Prompt:
Write out every line of the data below with no changes, and leave out the pictures.
++++ Data for the task
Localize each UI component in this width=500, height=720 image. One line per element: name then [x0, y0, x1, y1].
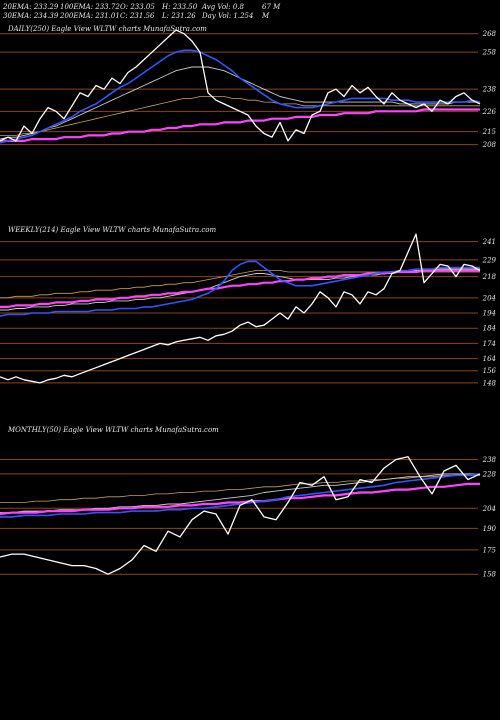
series-ema-long-line	[0, 269, 480, 308]
price-level-label: 156	[483, 367, 497, 375]
panel-title: MONTHLY(50) Eagle View WLTW charts Munaf…	[7, 426, 219, 434]
price-level-label: 175	[483, 546, 497, 554]
series-ema-slow-line	[0, 270, 480, 299]
series-ema-short-line	[0, 260, 480, 317]
series-ema-long-line	[0, 108, 480, 142]
header-ema30: 30EMA: 234.39	[3, 12, 59, 20]
price-level-label: 194	[483, 310, 496, 318]
header-avg-vol-unit: 67 M	[262, 3, 281, 11]
price-level-label: 241	[482, 238, 496, 246]
header-close: C: 231.56	[120, 12, 155, 20]
header-ema20: 20EMA: 233.29	[3, 3, 59, 11]
header-high: H: 233.50	[162, 3, 198, 11]
header-ema200: 200EMA: 231.01	[60, 12, 120, 20]
price-level-label: 238	[482, 456, 497, 464]
price-level-label: 226	[482, 108, 497, 116]
series-ema-slow-line	[0, 474, 480, 503]
price-level-label: 190	[483, 525, 497, 533]
header-avg-vol: Avg Vol: 0.8	[202, 3, 245, 11]
series-ema-slow-line	[0, 96, 480, 136]
header-low: L: 231.26	[162, 12, 196, 20]
price-level-label: 164	[483, 355, 496, 363]
header-day-vol: Day Vol: 1.254	[202, 12, 254, 20]
series-price-line	[0, 29, 481, 142]
price-level-label: 204	[482, 505, 496, 513]
header-day-vol-unit: M	[262, 12, 270, 20]
series-ema-short-line	[0, 49, 481, 144]
series-ema-mid-line	[0, 268, 480, 311]
price-level-label: 208	[482, 141, 497, 149]
price-level-label: 215	[482, 128, 497, 136]
price-level-label: 258	[482, 49, 497, 57]
price-level-label: 238	[482, 86, 497, 94]
price-level-label: 268	[482, 30, 497, 38]
panel-title: DAILY(250) Eagle View WLTW charts Munafa…	[7, 25, 207, 33]
header-ema100: 100EMA: 233.72	[60, 3, 120, 11]
series-ema-short-line	[0, 473, 481, 518]
series-ema-long-line	[0, 482, 480, 516]
series-price-line	[0, 233, 481, 384]
header-open: O: 233.05	[120, 3, 155, 11]
price-level-label: 148	[483, 379, 497, 387]
price-level-label: 204	[482, 294, 496, 302]
price-level-label: 158	[483, 571, 497, 579]
panel-title: WEEKLY(214) Eagle View WLTW charts Munaf…	[8, 226, 216, 234]
price-level-label: 229	[482, 256, 497, 264]
price-level-label: 228	[482, 470, 497, 478]
price-level-label: 218	[482, 273, 497, 281]
price-level-label: 174	[483, 340, 496, 348]
price-level-label: 184	[483, 325, 496, 333]
series-price-line	[0, 456, 481, 575]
++++++++
Task answer:
Localize each UI component in this width=500, height=720 image. One line per element: name then [x0, y0, x1, y1].
series-ema-long-line	[0, 269, 480, 308]
price-level-label: 156	[483, 367, 497, 375]
panel-title: MONTHLY(50) Eagle View WLTW charts Munaf…	[7, 426, 219, 434]
price-level-label: 175	[483, 546, 497, 554]
series-ema-slow-line	[0, 270, 480, 299]
series-ema-short-line	[0, 260, 480, 317]
series-ema-long-line	[0, 108, 480, 142]
header-ema30: 30EMA: 234.39	[3, 12, 59, 20]
price-level-label: 194	[483, 310, 496, 318]
header-avg-vol-unit: 67 M	[262, 3, 281, 11]
price-level-label: 241	[482, 238, 496, 246]
header-close: C: 231.56	[120, 12, 155, 20]
header-ema20: 20EMA: 233.29	[3, 3, 59, 11]
header-high: H: 233.50	[162, 3, 198, 11]
header-ema200: 200EMA: 231.01	[60, 12, 120, 20]
price-level-label: 238	[482, 456, 497, 464]
price-level-label: 226	[482, 108, 497, 116]
series-ema-slow-line	[0, 474, 480, 503]
price-level-label: 190	[483, 525, 497, 533]
header-avg-vol: Avg Vol: 0.8	[202, 3, 245, 11]
series-ema-slow-line	[0, 96, 480, 136]
header-low: L: 231.26	[162, 12, 196, 20]
price-level-label: 164	[483, 355, 496, 363]
header-day-vol: Day Vol: 1.254	[202, 12, 254, 20]
series-price-line	[0, 29, 481, 142]
price-level-label: 204	[482, 505, 496, 513]
header-day-vol-unit: M	[262, 12, 270, 20]
series-ema-short-line	[0, 49, 481, 144]
series-ema-mid-line	[0, 268, 480, 311]
price-level-label: 208	[482, 141, 497, 149]
price-level-label: 215	[482, 128, 497, 136]
price-level-label: 258	[482, 49, 497, 57]
price-level-label: 238	[482, 86, 497, 94]
price-level-label: 268	[482, 30, 497, 38]
panel-title: DAILY(250) Eagle View WLTW charts Munafa…	[7, 25, 207, 33]
header-ema100: 100EMA: 233.72	[60, 3, 120, 11]
series-ema-short-line	[0, 473, 481, 518]
series-ema-long-line	[0, 482, 480, 516]
series-price-line	[0, 233, 481, 384]
header-open: O: 233.05	[120, 3, 155, 11]
price-level-label: 148	[483, 379, 497, 387]
price-level-label: 204	[482, 294, 496, 302]
price-level-label: 158	[483, 571, 497, 579]
panel-title: WEEKLY(214) Eagle View WLTW charts Munaf…	[8, 226, 216, 234]
price-level-label: 229	[482, 256, 497, 264]
price-level-label: 228	[482, 470, 497, 478]
price-level-label: 218	[482, 273, 497, 281]
price-level-label: 174	[483, 340, 496, 348]
price-level-label: 184	[483, 325, 496, 333]
series-price-line	[0, 456, 481, 575]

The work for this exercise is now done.